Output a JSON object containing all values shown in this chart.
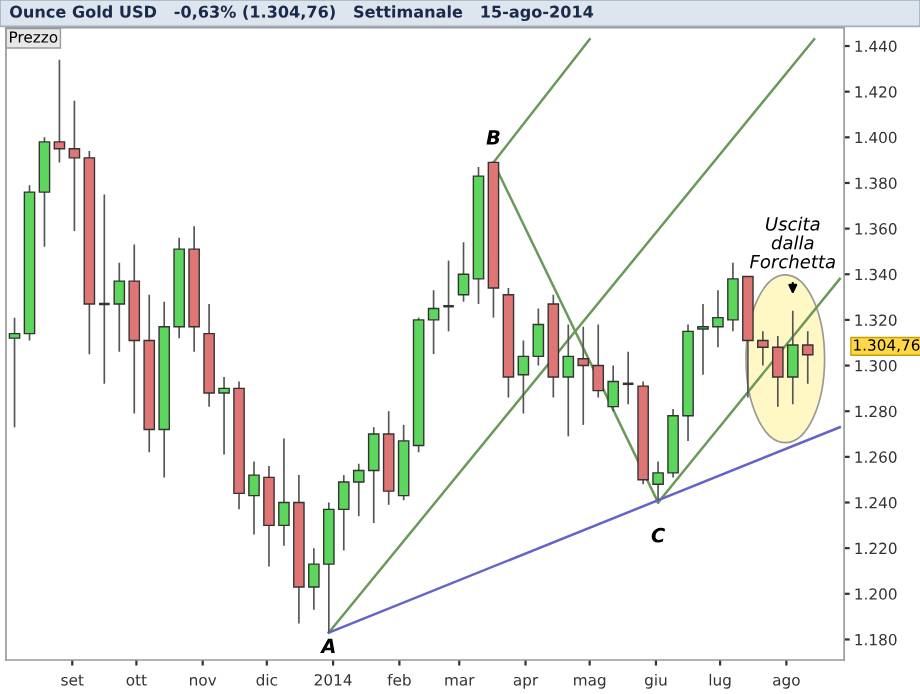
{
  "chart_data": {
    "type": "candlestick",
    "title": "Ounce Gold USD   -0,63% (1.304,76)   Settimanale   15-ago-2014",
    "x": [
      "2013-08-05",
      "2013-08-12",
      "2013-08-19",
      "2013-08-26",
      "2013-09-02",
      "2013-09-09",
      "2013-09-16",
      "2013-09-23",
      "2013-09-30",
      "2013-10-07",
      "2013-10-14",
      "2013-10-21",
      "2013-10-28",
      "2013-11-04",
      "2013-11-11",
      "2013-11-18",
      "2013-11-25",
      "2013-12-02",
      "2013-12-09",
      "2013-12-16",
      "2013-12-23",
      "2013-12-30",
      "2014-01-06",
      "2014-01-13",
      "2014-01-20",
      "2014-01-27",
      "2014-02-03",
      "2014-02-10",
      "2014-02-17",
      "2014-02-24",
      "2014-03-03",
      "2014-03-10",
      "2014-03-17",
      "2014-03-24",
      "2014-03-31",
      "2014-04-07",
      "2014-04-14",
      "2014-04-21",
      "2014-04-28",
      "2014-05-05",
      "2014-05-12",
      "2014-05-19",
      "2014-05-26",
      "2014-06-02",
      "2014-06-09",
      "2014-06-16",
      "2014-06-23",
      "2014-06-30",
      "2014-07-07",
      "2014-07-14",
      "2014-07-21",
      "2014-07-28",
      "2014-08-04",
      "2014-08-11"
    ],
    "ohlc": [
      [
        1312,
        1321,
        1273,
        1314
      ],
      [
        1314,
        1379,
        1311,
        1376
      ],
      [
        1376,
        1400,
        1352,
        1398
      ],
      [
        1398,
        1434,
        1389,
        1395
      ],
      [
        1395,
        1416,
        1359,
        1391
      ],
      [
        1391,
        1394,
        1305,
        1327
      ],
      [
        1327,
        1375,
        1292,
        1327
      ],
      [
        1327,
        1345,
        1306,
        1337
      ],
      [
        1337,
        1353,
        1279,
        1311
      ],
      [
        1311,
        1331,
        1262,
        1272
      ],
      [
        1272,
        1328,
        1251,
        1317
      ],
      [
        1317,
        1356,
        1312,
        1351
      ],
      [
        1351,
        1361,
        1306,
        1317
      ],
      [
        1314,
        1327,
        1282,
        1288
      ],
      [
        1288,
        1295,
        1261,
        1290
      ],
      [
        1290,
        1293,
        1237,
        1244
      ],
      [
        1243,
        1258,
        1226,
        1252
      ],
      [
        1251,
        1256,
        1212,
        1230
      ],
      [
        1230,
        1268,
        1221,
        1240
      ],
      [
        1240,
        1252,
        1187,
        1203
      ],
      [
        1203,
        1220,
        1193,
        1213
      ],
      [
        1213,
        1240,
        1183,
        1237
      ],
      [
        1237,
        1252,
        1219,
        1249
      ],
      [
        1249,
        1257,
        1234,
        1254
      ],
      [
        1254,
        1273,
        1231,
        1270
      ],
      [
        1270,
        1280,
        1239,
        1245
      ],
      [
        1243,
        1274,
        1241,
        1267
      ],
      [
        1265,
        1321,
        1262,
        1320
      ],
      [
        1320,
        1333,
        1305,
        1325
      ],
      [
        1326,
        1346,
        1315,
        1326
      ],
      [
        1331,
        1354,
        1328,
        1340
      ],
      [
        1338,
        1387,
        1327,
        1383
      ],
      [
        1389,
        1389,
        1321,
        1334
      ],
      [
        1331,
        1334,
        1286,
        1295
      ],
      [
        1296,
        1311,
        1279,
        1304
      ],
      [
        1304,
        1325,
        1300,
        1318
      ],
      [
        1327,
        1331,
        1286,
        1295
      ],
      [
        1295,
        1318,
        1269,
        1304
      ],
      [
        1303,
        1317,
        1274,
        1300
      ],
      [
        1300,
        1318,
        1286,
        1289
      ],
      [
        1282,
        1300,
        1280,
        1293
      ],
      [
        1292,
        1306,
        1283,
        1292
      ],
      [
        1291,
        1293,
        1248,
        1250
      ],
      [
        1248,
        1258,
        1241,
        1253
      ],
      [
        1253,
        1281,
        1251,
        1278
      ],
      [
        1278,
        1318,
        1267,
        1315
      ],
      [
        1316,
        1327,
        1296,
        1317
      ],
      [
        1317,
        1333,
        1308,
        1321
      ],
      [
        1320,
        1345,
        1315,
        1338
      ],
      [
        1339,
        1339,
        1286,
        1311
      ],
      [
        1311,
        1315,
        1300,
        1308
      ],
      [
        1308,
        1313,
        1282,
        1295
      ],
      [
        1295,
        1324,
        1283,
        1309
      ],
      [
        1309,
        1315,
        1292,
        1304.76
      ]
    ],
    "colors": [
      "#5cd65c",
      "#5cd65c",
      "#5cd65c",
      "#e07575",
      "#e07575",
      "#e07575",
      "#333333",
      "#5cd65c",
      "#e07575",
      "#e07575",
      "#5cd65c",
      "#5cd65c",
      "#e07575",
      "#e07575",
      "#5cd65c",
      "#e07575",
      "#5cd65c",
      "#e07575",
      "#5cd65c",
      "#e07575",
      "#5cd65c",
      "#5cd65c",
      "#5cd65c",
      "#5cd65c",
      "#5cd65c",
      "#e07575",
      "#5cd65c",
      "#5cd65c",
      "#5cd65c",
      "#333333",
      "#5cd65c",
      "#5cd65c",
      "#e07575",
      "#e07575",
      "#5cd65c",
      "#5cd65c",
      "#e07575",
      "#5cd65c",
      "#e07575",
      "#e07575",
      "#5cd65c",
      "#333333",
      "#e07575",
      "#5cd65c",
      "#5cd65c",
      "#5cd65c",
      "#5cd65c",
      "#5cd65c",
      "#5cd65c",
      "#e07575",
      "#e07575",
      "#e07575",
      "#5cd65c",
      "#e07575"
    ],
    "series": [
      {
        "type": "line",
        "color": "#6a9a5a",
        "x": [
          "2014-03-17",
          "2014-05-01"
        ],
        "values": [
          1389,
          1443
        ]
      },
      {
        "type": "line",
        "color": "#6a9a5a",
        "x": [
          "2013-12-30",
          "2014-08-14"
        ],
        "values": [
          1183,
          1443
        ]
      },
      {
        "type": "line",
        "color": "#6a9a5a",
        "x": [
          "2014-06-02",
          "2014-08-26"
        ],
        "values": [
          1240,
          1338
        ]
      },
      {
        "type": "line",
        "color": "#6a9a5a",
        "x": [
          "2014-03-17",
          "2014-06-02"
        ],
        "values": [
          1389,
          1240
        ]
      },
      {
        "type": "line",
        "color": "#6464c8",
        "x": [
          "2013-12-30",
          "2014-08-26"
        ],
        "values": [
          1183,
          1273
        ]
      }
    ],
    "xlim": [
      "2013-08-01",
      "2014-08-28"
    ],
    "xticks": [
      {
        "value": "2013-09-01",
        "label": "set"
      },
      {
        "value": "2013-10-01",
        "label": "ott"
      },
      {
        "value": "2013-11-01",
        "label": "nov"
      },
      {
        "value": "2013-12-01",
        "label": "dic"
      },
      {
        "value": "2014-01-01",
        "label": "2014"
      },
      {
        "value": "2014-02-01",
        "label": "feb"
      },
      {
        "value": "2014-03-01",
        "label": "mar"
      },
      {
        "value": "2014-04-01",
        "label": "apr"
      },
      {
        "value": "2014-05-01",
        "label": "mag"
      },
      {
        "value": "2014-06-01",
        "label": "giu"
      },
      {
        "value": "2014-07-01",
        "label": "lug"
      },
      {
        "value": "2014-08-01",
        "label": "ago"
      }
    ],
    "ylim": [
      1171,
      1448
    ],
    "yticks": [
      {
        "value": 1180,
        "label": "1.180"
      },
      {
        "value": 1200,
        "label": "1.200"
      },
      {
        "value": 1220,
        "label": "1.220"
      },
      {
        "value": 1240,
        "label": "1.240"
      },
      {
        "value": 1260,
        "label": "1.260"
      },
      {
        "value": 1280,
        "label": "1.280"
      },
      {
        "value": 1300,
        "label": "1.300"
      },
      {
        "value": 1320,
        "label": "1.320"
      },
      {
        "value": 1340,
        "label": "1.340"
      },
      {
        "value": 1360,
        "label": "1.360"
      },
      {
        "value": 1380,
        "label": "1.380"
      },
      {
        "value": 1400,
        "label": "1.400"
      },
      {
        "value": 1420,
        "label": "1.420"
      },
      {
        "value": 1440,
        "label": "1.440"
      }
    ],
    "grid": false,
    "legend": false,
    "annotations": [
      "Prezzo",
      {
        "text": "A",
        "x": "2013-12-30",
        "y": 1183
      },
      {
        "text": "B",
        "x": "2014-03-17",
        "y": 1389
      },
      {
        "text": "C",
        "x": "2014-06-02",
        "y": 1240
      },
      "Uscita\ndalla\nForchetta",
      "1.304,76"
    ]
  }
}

******

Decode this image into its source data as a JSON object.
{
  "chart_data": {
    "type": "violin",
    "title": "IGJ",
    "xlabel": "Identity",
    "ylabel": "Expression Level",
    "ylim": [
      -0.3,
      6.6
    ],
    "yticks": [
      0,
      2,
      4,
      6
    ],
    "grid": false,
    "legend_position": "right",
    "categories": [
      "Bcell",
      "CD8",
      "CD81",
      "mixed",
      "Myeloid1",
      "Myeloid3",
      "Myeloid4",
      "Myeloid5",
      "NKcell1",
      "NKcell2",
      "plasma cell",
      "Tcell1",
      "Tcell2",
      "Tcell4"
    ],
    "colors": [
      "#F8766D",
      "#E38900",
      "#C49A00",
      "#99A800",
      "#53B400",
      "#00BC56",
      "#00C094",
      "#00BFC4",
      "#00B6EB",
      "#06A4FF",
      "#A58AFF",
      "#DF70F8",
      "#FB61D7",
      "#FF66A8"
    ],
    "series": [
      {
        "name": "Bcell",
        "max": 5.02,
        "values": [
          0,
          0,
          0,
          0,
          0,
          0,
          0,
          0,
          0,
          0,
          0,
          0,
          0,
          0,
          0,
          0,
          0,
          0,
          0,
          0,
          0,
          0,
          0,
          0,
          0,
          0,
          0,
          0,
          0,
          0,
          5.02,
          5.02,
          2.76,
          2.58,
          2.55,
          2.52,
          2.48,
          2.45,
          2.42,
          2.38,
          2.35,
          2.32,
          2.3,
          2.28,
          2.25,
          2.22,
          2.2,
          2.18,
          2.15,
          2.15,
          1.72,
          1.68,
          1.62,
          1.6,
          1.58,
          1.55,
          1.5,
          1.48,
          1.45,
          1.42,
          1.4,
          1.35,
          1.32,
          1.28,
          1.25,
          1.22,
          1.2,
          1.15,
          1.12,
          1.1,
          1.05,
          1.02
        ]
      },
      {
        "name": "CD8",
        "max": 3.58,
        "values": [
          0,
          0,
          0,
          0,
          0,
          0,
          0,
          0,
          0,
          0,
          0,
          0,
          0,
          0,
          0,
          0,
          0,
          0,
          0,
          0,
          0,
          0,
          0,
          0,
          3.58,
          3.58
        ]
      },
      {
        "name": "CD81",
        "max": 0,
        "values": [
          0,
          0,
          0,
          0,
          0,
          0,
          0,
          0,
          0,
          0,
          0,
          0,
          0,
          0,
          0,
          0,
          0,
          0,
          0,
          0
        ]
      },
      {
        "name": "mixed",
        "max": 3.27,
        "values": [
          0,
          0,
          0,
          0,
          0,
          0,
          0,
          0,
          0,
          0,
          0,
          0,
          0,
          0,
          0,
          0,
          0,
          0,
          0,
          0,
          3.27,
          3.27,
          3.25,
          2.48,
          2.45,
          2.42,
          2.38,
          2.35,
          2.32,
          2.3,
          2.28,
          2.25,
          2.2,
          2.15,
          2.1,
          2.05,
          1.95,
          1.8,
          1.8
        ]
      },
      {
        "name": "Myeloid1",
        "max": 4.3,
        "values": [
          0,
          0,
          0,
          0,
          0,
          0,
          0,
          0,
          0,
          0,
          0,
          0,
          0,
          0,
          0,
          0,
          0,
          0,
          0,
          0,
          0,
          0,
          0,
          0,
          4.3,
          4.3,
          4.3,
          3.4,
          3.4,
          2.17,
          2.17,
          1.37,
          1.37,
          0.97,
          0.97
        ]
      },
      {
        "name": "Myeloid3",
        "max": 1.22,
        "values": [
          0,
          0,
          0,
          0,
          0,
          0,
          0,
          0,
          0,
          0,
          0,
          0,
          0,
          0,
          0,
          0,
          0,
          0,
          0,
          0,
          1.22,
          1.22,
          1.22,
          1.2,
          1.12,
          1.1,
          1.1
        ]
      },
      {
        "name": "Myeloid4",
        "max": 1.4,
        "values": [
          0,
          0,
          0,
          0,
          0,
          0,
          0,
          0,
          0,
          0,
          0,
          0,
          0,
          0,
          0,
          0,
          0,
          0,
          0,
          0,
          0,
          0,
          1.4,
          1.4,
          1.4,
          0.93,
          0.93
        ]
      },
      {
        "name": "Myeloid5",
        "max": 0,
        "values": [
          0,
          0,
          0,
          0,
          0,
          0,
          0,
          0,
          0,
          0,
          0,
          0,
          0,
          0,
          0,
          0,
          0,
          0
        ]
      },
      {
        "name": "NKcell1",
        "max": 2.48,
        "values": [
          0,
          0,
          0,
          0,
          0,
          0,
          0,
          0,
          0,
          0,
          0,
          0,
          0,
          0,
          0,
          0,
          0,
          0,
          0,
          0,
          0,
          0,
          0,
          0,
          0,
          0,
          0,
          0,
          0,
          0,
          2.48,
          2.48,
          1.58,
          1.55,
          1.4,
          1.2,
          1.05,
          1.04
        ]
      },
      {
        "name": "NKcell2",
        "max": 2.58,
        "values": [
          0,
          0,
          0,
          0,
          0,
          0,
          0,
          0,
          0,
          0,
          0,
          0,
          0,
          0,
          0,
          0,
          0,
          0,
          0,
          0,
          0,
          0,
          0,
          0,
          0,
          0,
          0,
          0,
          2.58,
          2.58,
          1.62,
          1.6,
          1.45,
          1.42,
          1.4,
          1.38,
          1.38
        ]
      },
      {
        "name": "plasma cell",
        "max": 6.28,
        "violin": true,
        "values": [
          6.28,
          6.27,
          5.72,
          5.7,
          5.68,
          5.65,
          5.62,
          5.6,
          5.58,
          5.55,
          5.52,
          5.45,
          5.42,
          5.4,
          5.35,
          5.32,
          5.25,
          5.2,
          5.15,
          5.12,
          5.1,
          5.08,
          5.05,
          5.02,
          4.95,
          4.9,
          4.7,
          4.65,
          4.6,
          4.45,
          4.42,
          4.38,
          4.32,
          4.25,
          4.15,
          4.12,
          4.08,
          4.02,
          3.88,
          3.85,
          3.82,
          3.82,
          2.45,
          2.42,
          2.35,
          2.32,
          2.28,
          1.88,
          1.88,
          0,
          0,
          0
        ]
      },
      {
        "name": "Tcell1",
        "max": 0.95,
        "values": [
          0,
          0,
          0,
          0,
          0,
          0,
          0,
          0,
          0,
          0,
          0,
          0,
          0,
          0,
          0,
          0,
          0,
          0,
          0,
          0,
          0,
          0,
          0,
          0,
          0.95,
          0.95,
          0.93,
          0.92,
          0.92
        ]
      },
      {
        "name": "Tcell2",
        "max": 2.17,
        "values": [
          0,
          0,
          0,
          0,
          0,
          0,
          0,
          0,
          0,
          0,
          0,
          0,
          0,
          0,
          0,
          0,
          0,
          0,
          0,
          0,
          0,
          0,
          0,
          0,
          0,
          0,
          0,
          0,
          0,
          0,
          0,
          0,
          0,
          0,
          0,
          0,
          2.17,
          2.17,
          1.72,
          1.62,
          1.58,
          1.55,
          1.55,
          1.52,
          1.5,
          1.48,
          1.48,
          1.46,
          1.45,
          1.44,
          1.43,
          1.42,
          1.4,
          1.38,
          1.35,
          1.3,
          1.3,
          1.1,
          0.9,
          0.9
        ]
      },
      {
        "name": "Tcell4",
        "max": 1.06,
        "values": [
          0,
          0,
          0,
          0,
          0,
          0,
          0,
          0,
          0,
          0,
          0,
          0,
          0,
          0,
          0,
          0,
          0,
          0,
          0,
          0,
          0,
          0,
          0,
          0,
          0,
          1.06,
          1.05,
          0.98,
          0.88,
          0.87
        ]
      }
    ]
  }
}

******

» **GOAL OF THE EXERCISE**:
Copy every line in the records above that contains the word "title".

» **CORRECT RESPONSE**:
    "title": "Ounce Gold USD   -0,63% (1.304,76)   Settimanale   15-ago-2014",
    "title": "IGJ",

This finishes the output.